What the task requires
Every entry that follows should be repeated exactly; drop the images.

━━━━━ Data supplied ━━━━━

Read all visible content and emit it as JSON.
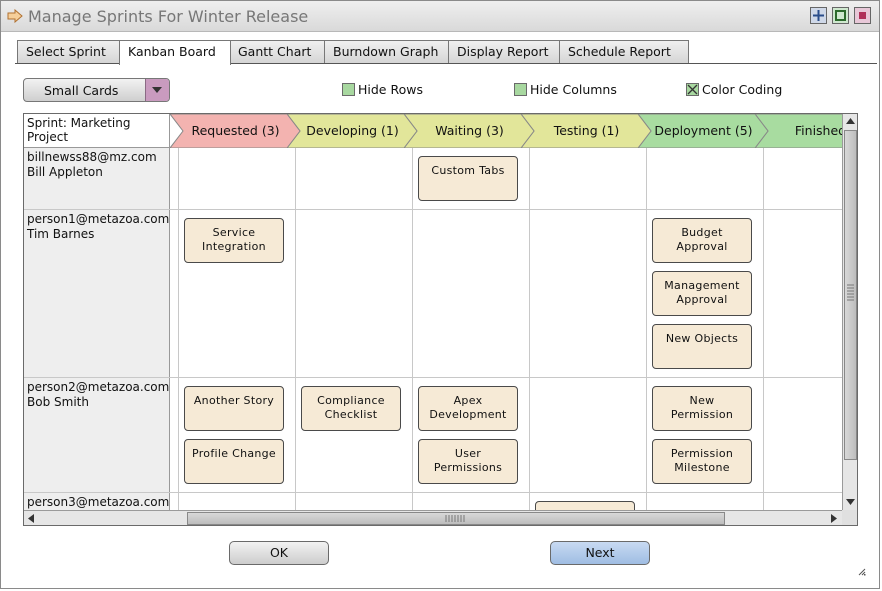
{
  "window": {
    "title": "Manage Sprints For Winter Release",
    "controls": [
      "add-icon",
      "maximize-icon",
      "close-icon"
    ]
  },
  "tabs": [
    {
      "label": "Select Sprint",
      "active": false
    },
    {
      "label": "Kanban Board",
      "active": true
    },
    {
      "label": "Gantt Chart",
      "active": false
    },
    {
      "label": "Burndown Graph",
      "active": false
    },
    {
      "label": "Display Report",
      "active": false
    },
    {
      "label": "Schedule Report",
      "active": false
    }
  ],
  "toolbar": {
    "card_size": "Small Cards",
    "hide_rows": {
      "label": "Hide Rows",
      "checked": false
    },
    "hide_columns": {
      "label": "Hide Columns",
      "checked": false
    },
    "color_coding": {
      "label": "Color Coding",
      "checked": true
    }
  },
  "board": {
    "sprint_label": "Sprint: Marketing Project",
    "columns": [
      {
        "label": "Requested (3)",
        "color": "#f3b3b0"
      },
      {
        "label": "Developing (1)",
        "color": "#e2e69a"
      },
      {
        "label": "Waiting (3)",
        "color": "#e2e69a"
      },
      {
        "label": "Testing (1)",
        "color": "#e2e69a"
      },
      {
        "label": "Deployment (5)",
        "color": "#a8dca0"
      },
      {
        "label": "Finished",
        "color": "#a8dca0"
      }
    ],
    "rows": [
      {
        "email": "billnewss88@mz.com",
        "name": "Bill Appleton",
        "cards": [
          {
            "col": 2,
            "slot": 0,
            "line1": "Custom Tabs",
            "line2": ""
          }
        ]
      },
      {
        "email": "person1@metazoa.com",
        "name": "Tim Barnes",
        "cards": [
          {
            "col": 0,
            "slot": 0,
            "line1": "Service",
            "line2": "Integration"
          },
          {
            "col": 4,
            "slot": 0,
            "line1": "Budget",
            "line2": "Approval"
          },
          {
            "col": 4,
            "slot": 1,
            "line1": "Management",
            "line2": "Approval"
          },
          {
            "col": 4,
            "slot": 2,
            "line1": "New Objects",
            "line2": ""
          }
        ]
      },
      {
        "email": "person2@metazoa.com",
        "name": "Bob Smith",
        "cards": [
          {
            "col": 0,
            "slot": 0,
            "line1": "Another Story",
            "line2": ""
          },
          {
            "col": 0,
            "slot": 1,
            "line1": "Profile Change",
            "line2": ""
          },
          {
            "col": 1,
            "slot": 0,
            "line1": "Compliance",
            "line2": "Checklist"
          },
          {
            "col": 2,
            "slot": 0,
            "line1": "Apex",
            "line2": "Development"
          },
          {
            "col": 2,
            "slot": 1,
            "line1": "User",
            "line2": "Permissions"
          },
          {
            "col": 4,
            "slot": 0,
            "line1": "New",
            "line2": "Permission"
          },
          {
            "col": 4,
            "slot": 1,
            "line1": "Permission",
            "line2": "Milestone"
          }
        ]
      },
      {
        "email": "person3@metazoa.com",
        "name": "",
        "cards": [
          {
            "col": 3,
            "slot": 0,
            "line1": "",
            "line2": ""
          }
        ]
      }
    ]
  },
  "buttons": {
    "ok": "OK",
    "next": "Next"
  }
}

━━━━━

Exercise solution
Read all visible content and emit it as JSON.
{
  "window": {
    "title": "Manage Sprints For Winter Release",
    "controls": [
      "add-icon",
      "maximize-icon",
      "close-icon"
    ]
  },
  "tabs": [
    {
      "label": "Select Sprint",
      "active": false
    },
    {
      "label": "Kanban Board",
      "active": true
    },
    {
      "label": "Gantt Chart",
      "active": false
    },
    {
      "label": "Burndown Graph",
      "active": false
    },
    {
      "label": "Display Report",
      "active": false
    },
    {
      "label": "Schedule Report",
      "active": false
    }
  ],
  "toolbar": {
    "card_size": "Small Cards",
    "hide_rows": {
      "label": "Hide Rows",
      "checked": false
    },
    "hide_columns": {
      "label": "Hide Columns",
      "checked": false
    },
    "color_coding": {
      "label": "Color Coding",
      "checked": true
    }
  },
  "board": {
    "sprint_label": "Sprint: Marketing Project",
    "columns": [
      {
        "label": "Requested (3)",
        "color": "#f3b3b0"
      },
      {
        "label": "Developing (1)",
        "color": "#e2e69a"
      },
      {
        "label": "Waiting (3)",
        "color": "#e2e69a"
      },
      {
        "label": "Testing (1)",
        "color": "#e2e69a"
      },
      {
        "label": "Deployment (5)",
        "color": "#a8dca0"
      },
      {
        "label": "Finished",
        "color": "#a8dca0"
      }
    ],
    "rows": [
      {
        "email": "billnewss88@mz.com",
        "name": "Bill Appleton",
        "cards": [
          {
            "col": 2,
            "slot": 0,
            "line1": "Custom Tabs",
            "line2": ""
          }
        ]
      },
      {
        "email": "person1@metazoa.com",
        "name": "Tim Barnes",
        "cards": [
          {
            "col": 0,
            "slot": 0,
            "line1": "Service",
            "line2": "Integration"
          },
          {
            "col": 4,
            "slot": 0,
            "line1": "Budget",
            "line2": "Approval"
          },
          {
            "col": 4,
            "slot": 1,
            "line1": "Management",
            "line2": "Approval"
          },
          {
            "col": 4,
            "slot": 2,
            "line1": "New Objects",
            "line2": ""
          }
        ]
      },
      {
        "email": "person2@metazoa.com",
        "name": "Bob Smith",
        "cards": [
          {
            "col": 0,
            "slot": 0,
            "line1": "Another Story",
            "line2": ""
          },
          {
            "col": 0,
            "slot": 1,
            "line1": "Profile Change",
            "line2": ""
          },
          {
            "col": 1,
            "slot": 0,
            "line1": "Compliance",
            "line2": "Checklist"
          },
          {
            "col": 2,
            "slot": 0,
            "line1": "Apex",
            "line2": "Development"
          },
          {
            "col": 2,
            "slot": 1,
            "line1": "User",
            "line2": "Permissions"
          },
          {
            "col": 4,
            "slot": 0,
            "line1": "New",
            "line2": "Permission"
          },
          {
            "col": 4,
            "slot": 1,
            "line1": "Permission",
            "line2": "Milestone"
          }
        ]
      },
      {
        "email": "person3@metazoa.com",
        "name": "",
        "cards": [
          {
            "col": 3,
            "slot": 0,
            "line1": "",
            "line2": ""
          }
        ]
      }
    ]
  },
  "buttons": {
    "ok": "OK",
    "next": "Next"
  }
}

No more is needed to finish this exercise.